Given exercise: Without the pictures, return each record as it appears.

Provided information:
+++
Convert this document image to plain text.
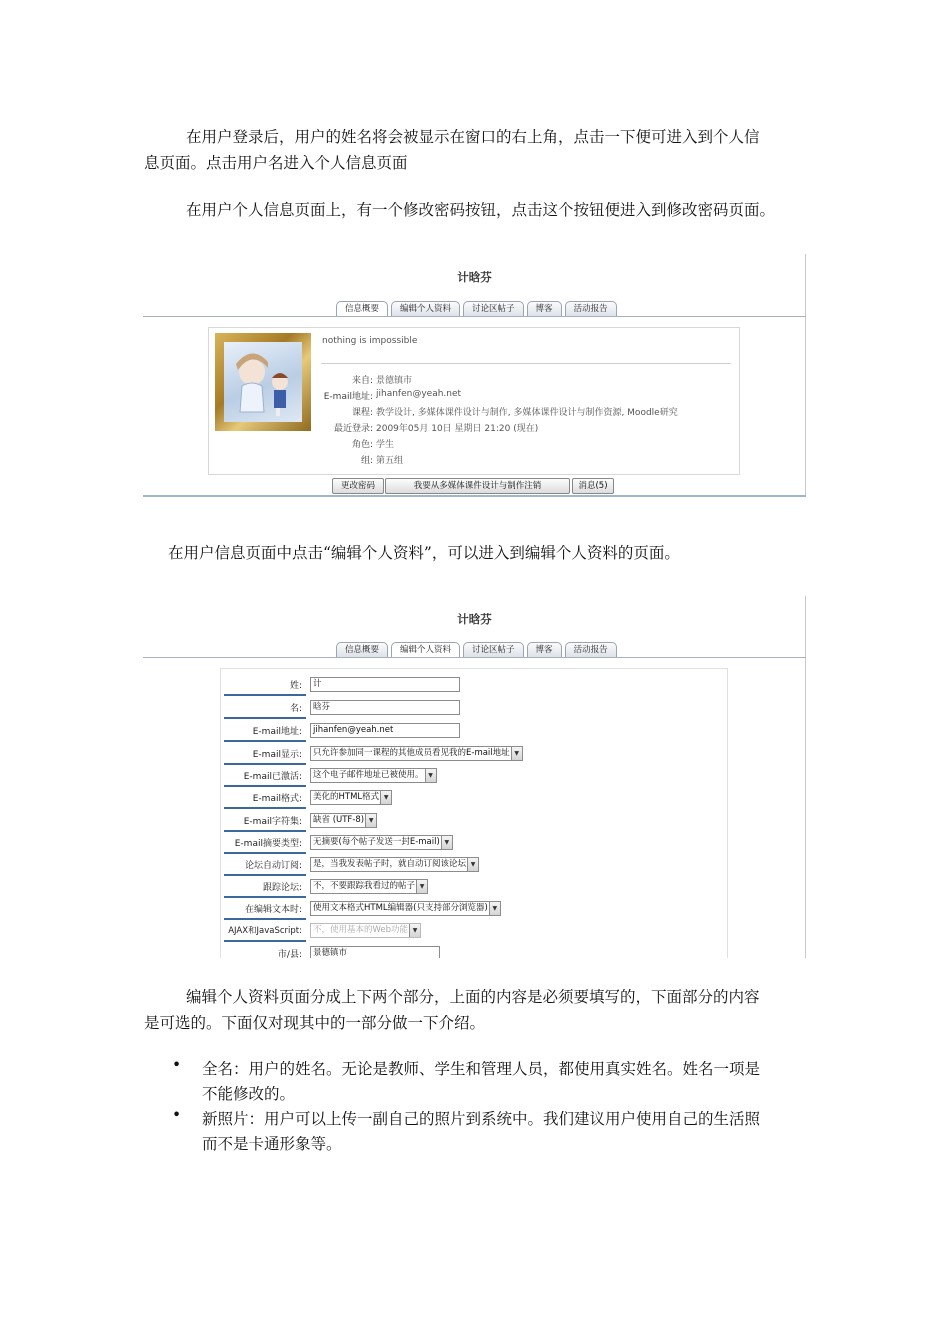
在用户登录后，用户的姓名将会被显示在窗口的右上角，点击一下便可进入到个人信

息页面。点击用户名进入个人信息页面

在用户个人信息页面上，有一个修改密码按钮，点击这个按钮便进入到修改密码页面。

计晗芬
信息概要	编辑个人资料	讨论区帖子	博客	活动报告
nothing is impossible
来自: 景德镇市
E-mail地址: jihanfen@yeah.net
课程: 教学设计, 多媒体课件设计与制作, 多媒体课件设计与制作资源, Moodle研究
最近登录: 2009年05月 10日 星期日 21:20 (现在)
角色: 学生
组: 第五组
更改密码	我要从多媒体课件设计与制作注销	消息(5)

在用户信息页面中点击“编辑个人资料”，可以进入到编辑个人资料的页面。

计晗芬
信息概要	编辑个人资料	讨论区帖子	博客	活动报告
姓:	计
名:	晗芬
E-mail地址:	jihanfen@yeah.net
E-mail显示:	只允许参加同一课程的其他成员看见我的E-mail地址 ▼
E-mail已激活:	这个电子邮件地址已被使用。 ▼
E-mail格式:	美化的HTML格式 ▼
E-mail字符集:	缺省 (UTF-8) ▼
E-mail摘要类型:	无摘要(每个帖子发送一封E-mail) ▼
论坛自动订阅:	是，当我发表帖子时，就自动订阅该论坛 ▼
跟踪论坛:	不，不要跟踪我看过的帖子 ▼
在编辑文本时:	使用文本格式HTML编辑器(只支持部分浏览器) ▼
AJAX和JavaScript:	不，使用基本的Web功能 ▼
市/县:	景德镇市

编辑个人资料页面分成上下两个部分，上面的内容是必须要填写的，下面部分的内容

是可选的。下面仅对现其中的一部分做一下介绍。

• 全名：用户的姓名。无论是教师、学生和管理人员，都使用真实姓名。姓名一项是

不能修改的。

• 新照片：用户可以上传一副自己的照片到系统中。我们建议用户使用自己的生活照

而不是卡通形象等。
+++
Answer to this problem:
Convert this document image to plain text.
在用户登录后，用户的姓名将会被显示在窗口的右上角，点击一下便可进入到个人信

息页面。点击用户名进入个人信息页面

在用户个人信息页面上，有一个修改密码按钮，点击这个按钮便进入到修改密码页面。

计晗芬
信息概要	编辑个人资料	讨论区帖子	博客	活动报告
nothing is impossible
来自: 景德镇市
E-mail地址: jihanfen@yeah.net
课程: 教学设计, 多媒体课件设计与制作, 多媒体课件设计与制作资源, Moodle研究
最近登录: 2009年05月 10日 星期日 21:20 (现在)
角色: 学生
组: 第五组
更改密码	我要从多媒体课件设计与制作注销	消息(5)

在用户信息页面中点击“编辑个人资料”，可以进入到编辑个人资料的页面。

计晗芬
信息概要	编辑个人资料	讨论区帖子	博客	活动报告
姓:	计
名:	晗芬
E-mail地址:	jihanfen@yeah.net
E-mail显示:	只允许参加同一课程的其他成员看见我的E-mail地址 ▼
E-mail已激活:	这个电子邮件地址已被使用。 ▼
E-mail格式:	美化的HTML格式 ▼
E-mail字符集:	缺省 (UTF-8) ▼
E-mail摘要类型:	无摘要(每个帖子发送一封E-mail) ▼
论坛自动订阅:	是，当我发表帖子时，就自动订阅该论坛 ▼
跟踪论坛:	不，不要跟踪我看过的帖子 ▼
在编辑文本时:	使用文本格式HTML编辑器(只支持部分浏览器) ▼
AJAX和JavaScript:	不，使用基本的Web功能 ▼
市/县:	景德镇市

编辑个人资料页面分成上下两个部分，上面的内容是必须要填写的，下面部分的内容

是可选的。下面仅对现其中的一部分做一下介绍。

• 全名：用户的姓名。无论是教师、学生和管理人员，都使用真实姓名。姓名一项是

不能修改的。

• 新照片：用户可以上传一副自己的照片到系统中。我们建议用户使用自己的生活照

而不是卡通形象等。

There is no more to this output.